** Brief **
Gather every line of the entries that includes the word "structure".
**********
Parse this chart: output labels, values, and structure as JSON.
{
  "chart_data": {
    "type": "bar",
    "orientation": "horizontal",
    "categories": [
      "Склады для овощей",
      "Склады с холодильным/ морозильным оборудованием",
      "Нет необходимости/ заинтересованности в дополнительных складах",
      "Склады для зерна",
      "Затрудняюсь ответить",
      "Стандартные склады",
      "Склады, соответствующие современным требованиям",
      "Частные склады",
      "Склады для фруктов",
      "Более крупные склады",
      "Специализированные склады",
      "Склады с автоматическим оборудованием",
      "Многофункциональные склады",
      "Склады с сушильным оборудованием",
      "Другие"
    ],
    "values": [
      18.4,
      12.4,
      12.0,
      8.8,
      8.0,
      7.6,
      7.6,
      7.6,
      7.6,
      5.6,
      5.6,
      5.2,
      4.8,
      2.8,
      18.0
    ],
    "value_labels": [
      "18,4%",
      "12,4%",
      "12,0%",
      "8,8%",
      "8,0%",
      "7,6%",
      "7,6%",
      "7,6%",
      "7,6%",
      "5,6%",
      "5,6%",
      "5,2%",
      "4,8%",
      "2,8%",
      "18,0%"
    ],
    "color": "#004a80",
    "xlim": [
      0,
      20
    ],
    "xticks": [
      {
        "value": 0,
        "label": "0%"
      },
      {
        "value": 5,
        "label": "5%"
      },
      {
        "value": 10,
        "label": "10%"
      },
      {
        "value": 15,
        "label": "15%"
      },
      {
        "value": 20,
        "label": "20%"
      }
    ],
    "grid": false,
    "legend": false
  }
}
**********
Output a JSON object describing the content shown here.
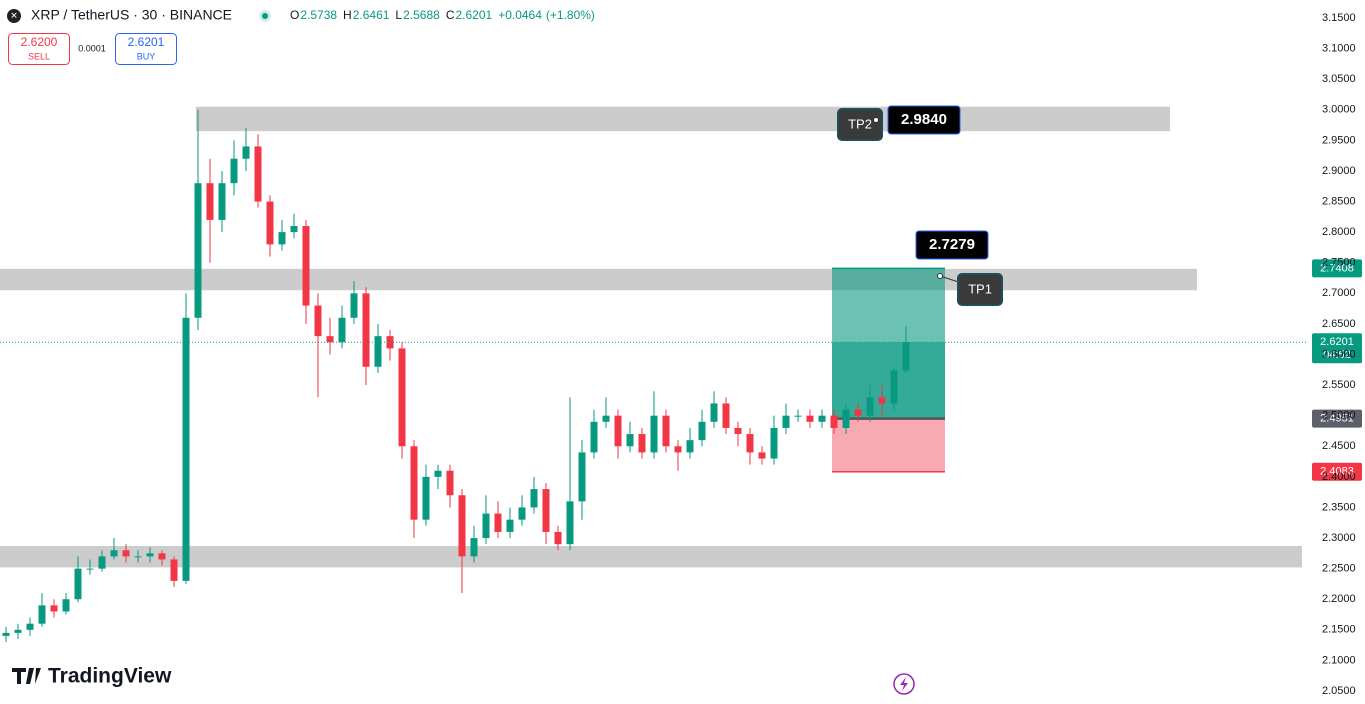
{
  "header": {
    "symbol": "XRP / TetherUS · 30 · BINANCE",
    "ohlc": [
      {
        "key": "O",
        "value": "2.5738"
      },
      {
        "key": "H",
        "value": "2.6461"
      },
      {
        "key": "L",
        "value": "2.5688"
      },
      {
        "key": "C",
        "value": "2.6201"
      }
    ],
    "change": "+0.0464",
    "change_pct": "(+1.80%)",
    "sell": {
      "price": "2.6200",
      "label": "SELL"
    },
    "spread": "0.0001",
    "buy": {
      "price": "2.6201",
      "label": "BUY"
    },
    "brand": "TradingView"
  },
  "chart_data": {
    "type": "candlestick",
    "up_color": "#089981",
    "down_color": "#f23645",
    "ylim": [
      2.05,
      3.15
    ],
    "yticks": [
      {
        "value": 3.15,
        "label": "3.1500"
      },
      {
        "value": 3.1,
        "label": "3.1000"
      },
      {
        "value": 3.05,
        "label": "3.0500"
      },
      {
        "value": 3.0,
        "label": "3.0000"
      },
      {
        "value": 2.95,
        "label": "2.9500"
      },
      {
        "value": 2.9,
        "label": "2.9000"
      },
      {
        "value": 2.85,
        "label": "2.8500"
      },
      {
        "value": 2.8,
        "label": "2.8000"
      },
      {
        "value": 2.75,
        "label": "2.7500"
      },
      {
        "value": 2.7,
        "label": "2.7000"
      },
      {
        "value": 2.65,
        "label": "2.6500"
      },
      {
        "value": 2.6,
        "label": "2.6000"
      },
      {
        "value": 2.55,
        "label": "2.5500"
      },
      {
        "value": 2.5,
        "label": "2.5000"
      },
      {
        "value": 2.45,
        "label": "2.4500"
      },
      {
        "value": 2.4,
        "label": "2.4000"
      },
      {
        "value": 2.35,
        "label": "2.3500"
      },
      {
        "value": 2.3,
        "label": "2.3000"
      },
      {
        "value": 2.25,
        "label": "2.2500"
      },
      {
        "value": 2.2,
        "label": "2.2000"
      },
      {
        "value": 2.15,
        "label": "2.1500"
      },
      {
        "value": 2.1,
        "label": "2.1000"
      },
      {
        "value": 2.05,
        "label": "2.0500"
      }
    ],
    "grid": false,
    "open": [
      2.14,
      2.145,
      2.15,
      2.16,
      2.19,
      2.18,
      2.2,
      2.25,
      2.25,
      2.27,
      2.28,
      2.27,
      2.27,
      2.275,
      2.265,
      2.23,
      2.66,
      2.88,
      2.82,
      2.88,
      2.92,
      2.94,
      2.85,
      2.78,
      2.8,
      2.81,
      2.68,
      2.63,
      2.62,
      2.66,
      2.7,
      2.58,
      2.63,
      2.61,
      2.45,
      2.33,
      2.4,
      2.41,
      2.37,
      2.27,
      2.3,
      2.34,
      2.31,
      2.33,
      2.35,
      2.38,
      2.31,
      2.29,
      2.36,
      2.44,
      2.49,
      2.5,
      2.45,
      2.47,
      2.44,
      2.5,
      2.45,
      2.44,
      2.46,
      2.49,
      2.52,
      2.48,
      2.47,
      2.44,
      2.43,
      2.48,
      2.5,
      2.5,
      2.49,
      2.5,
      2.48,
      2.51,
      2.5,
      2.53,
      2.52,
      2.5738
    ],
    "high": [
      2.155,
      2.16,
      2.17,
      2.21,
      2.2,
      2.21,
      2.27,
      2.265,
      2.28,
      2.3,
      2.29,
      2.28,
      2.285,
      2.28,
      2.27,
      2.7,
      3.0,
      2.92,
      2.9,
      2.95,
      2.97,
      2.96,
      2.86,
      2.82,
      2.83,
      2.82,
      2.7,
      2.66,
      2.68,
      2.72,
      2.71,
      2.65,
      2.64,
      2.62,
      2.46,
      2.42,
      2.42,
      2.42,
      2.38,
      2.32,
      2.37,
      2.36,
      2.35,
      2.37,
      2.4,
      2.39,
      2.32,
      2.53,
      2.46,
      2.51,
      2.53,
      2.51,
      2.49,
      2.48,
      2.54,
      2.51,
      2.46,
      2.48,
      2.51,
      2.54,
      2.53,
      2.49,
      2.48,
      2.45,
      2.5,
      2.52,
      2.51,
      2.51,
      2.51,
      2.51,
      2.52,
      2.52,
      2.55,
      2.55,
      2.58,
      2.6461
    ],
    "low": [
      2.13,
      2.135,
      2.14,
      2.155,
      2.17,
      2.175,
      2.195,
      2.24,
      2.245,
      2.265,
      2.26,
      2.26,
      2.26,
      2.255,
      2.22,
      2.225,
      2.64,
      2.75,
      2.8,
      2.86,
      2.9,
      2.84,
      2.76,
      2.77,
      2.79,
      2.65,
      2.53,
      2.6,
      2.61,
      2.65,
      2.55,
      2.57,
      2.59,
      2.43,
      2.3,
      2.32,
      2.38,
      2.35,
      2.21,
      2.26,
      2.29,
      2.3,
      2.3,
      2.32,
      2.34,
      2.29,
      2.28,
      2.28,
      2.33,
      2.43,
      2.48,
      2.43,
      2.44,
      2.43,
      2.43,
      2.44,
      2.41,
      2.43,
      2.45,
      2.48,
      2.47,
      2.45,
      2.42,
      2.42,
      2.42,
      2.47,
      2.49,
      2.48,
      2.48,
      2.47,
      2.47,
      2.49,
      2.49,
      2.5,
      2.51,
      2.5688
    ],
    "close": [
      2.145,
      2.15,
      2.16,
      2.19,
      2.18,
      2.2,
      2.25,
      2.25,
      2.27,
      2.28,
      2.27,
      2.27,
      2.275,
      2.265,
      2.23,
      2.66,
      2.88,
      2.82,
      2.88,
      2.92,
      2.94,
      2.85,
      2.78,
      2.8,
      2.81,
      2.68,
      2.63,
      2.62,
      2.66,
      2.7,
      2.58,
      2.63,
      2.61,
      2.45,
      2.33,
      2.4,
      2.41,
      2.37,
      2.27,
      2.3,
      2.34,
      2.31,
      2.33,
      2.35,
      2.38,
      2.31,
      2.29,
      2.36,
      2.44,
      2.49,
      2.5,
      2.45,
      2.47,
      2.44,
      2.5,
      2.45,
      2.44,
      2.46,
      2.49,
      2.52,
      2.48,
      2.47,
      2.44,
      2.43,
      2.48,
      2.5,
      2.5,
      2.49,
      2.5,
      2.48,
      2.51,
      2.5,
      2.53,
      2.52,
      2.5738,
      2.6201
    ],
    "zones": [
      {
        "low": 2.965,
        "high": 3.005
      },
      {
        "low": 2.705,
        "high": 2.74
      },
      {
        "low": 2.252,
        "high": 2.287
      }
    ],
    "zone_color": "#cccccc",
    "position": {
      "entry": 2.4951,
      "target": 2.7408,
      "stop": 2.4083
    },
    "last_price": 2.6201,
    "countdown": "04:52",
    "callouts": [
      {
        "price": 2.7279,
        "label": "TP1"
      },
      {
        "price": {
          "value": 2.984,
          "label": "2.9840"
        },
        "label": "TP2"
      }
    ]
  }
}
**********
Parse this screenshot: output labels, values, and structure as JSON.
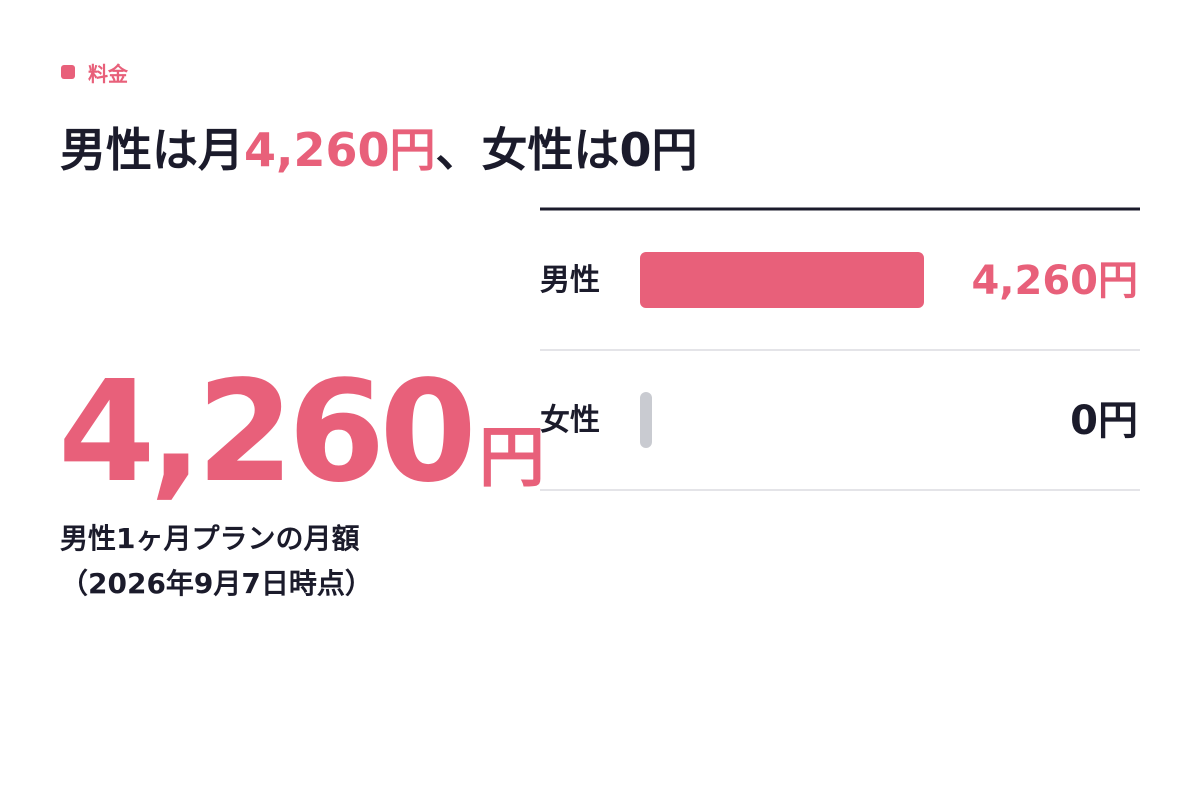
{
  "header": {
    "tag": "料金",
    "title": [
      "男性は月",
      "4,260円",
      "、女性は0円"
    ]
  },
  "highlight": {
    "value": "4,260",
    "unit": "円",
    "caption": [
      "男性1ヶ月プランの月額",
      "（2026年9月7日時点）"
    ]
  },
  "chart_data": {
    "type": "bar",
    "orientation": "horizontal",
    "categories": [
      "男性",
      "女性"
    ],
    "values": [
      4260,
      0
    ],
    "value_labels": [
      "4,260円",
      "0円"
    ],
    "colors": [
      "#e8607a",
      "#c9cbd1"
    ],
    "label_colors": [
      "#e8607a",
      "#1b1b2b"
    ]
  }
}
**********
** Result for this exercise **
Parse this chart: output labels, values, and structure as JSON.
Parse this screenshot: output labels, values, and structure as JSON.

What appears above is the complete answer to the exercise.